+++ Excerpted passage +++

Moreover, the mechanical properties of the rotor lamination material can affect the performance and reliability of the rotor 40. For example, selecting a rotor lamination material with good yield strength and/or the ultimate tensile strength values, which are measured in force per unit area (e.g., Pascal), increases the ability of the rotor lamination 42 to absorb increased centripetal and centrifugal forces, for instance. That is, increasing the yield strength and/or tensile strength value of the rotor lamination material provides for a more robust rotor 40 and can facilitate operation of the rotor 40 at higher rotation rates. Advantageously, varying the construction of the stator laminations 30 and rotor laminations 42 with respect to one another can improve the efficiency of the motor and facilitate high-speed operation.

+++ Provided material +++

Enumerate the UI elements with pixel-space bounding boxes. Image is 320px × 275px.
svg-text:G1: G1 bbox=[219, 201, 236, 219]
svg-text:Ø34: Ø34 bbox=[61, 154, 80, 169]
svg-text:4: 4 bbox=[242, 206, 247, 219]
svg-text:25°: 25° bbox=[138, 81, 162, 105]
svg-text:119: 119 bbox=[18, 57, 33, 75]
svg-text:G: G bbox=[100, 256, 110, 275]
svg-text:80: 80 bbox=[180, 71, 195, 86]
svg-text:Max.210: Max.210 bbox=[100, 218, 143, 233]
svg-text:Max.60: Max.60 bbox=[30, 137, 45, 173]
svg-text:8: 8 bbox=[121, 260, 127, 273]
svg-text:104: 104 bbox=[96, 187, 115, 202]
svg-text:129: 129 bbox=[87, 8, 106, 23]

+++

**List of tasks:**
a: Answer these questions about the rotor lamination passage, each on its own line:
(i) In what units are yield strength and ultimate tensile strength values measured?
(ii) Which forces can a rotor lamination absorb better when its material has good yield strength?
(iii) Varying the construction of which two parts with respect to one another can improve motor efficiency?
b: Please say whether each statement agrees with the rotor lamination passage. Answer yes or no, and quote the deciding words.
(i) Raising the tensile strength of the rotor lamination material can help the rotor run at higher rotation rates.
(ii) The stator laminations and rotor laminations should be built the same way.
(iii) Only the electrical properties of the rotor lamination material affect the rotor's reliability.

**Outputs in order:**
a:
(i) Force per unit area (e.g., Pascal).
(ii) Increased centripetal and centrifugal forces.
(iii) The stator laminations and the rotor laminations.

b:
(i) Yes: "provides for a more robust rotor 40 and can facilitate operation of the rotor 40 at higher rotation rates"
(ii) No: "varying the construction of the stator laminations 30 and rotor laminations 42 with respect to one another can improve the efficiency of the motor"
(iii) No: "the mechanical properties of the rotor lamination material can affect the performance and reliability of the rotor 40"